**Problem to solve:**
Go through the listing and copy each line with the string "Accessories".

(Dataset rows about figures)
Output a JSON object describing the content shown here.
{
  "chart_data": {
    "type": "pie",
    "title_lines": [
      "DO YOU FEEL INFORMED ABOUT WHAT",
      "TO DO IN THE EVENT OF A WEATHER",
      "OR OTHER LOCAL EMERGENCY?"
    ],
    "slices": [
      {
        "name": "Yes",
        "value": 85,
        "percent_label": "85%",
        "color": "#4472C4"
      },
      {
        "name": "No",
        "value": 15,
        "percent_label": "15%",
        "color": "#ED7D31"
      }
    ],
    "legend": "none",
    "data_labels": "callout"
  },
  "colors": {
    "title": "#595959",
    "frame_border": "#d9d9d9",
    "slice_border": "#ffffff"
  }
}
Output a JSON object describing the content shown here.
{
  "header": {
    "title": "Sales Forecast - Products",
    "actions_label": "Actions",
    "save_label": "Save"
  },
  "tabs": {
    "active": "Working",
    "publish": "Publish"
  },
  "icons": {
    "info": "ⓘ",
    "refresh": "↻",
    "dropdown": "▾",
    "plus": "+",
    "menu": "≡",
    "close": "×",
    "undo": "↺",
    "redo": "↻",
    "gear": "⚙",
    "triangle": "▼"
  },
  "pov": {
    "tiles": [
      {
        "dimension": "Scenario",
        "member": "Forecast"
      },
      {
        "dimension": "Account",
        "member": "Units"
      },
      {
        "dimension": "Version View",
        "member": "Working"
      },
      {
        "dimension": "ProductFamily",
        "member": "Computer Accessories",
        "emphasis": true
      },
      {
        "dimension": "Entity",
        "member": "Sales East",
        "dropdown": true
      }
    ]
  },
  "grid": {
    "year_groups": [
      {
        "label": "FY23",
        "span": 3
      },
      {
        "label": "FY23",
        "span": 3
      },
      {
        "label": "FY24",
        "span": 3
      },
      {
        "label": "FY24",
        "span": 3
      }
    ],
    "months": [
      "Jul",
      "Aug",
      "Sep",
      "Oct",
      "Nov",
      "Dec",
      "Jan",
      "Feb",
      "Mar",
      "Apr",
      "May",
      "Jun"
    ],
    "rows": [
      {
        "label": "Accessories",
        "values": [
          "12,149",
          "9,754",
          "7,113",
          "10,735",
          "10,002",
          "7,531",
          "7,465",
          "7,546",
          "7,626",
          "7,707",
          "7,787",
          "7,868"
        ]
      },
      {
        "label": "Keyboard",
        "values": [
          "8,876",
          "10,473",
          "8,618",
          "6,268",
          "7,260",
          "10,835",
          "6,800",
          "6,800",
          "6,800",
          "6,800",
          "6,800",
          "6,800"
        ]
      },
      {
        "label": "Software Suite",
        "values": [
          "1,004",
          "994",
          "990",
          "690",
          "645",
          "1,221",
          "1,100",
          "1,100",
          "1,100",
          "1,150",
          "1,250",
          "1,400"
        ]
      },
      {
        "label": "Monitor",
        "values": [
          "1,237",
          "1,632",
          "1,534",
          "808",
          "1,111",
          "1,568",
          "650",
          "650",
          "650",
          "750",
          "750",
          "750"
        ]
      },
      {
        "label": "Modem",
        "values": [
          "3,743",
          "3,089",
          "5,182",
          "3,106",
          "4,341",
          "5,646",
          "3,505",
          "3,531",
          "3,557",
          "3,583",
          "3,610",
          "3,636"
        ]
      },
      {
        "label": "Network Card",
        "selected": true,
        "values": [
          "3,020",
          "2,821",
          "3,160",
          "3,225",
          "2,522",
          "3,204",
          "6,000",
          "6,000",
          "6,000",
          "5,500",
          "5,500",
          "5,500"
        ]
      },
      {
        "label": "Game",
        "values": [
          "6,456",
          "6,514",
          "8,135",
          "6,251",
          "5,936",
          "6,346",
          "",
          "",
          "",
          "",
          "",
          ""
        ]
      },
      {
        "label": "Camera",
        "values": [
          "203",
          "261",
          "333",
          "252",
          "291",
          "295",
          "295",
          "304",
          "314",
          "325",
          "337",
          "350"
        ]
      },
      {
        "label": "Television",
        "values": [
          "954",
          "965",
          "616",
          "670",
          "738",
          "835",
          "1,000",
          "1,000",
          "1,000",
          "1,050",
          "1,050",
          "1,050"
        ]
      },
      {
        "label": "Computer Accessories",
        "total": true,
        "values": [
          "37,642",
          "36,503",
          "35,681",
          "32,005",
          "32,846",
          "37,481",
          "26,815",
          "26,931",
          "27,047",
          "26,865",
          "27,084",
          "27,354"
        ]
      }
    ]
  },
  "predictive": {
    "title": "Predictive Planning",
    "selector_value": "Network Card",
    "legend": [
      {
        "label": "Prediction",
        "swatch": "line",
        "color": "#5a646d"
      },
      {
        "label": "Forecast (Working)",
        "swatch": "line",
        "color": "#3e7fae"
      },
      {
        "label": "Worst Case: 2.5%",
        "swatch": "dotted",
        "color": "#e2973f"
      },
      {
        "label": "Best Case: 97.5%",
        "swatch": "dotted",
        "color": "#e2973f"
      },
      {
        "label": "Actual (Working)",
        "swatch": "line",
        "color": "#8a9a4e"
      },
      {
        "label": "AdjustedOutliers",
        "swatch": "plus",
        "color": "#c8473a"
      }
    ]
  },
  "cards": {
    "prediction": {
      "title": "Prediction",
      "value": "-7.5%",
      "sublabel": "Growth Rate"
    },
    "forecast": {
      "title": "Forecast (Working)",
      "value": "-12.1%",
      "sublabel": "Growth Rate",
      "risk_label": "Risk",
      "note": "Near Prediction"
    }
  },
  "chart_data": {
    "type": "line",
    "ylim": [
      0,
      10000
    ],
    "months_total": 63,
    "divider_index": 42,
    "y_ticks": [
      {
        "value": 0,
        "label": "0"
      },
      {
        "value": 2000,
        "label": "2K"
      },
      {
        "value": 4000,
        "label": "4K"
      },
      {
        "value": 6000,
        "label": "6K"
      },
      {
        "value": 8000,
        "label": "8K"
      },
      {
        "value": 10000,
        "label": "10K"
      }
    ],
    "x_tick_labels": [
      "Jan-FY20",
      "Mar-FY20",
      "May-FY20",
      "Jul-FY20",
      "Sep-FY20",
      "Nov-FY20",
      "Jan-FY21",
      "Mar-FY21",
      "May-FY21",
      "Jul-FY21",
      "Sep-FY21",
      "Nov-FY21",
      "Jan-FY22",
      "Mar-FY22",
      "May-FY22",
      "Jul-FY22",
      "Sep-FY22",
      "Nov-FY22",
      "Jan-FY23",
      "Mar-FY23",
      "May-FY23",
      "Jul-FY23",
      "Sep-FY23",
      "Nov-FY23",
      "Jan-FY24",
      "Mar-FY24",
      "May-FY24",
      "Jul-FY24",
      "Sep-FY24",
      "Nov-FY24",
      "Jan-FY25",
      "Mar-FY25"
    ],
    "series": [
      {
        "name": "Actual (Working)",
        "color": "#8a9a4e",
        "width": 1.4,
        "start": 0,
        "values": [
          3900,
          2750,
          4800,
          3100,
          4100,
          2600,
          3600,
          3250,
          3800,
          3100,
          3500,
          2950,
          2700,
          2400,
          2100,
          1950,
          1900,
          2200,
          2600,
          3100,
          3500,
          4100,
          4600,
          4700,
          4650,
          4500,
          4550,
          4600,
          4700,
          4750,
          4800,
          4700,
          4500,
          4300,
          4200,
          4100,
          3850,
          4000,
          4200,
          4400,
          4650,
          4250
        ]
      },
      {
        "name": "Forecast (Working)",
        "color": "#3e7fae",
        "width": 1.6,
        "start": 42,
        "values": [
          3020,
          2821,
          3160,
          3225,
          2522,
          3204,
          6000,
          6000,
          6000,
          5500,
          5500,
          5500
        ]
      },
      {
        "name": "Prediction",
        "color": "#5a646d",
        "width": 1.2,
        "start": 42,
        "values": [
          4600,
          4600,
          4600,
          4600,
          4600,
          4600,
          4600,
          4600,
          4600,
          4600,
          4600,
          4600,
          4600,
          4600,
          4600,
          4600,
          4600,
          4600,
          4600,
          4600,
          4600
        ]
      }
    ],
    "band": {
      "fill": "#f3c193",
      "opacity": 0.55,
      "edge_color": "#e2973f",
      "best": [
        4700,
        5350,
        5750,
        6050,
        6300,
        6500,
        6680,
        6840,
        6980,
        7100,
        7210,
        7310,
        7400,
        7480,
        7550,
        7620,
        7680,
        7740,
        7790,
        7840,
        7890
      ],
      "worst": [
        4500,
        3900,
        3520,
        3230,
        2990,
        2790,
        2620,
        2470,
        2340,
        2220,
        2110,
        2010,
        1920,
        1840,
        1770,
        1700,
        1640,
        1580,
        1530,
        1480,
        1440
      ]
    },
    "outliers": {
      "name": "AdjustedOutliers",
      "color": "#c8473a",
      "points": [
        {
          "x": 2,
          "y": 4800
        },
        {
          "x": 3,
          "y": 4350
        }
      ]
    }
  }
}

**Task response:**
        "member": "Computer Accessories",
        "label": "Accessories",
        "label": "Computer Accessories",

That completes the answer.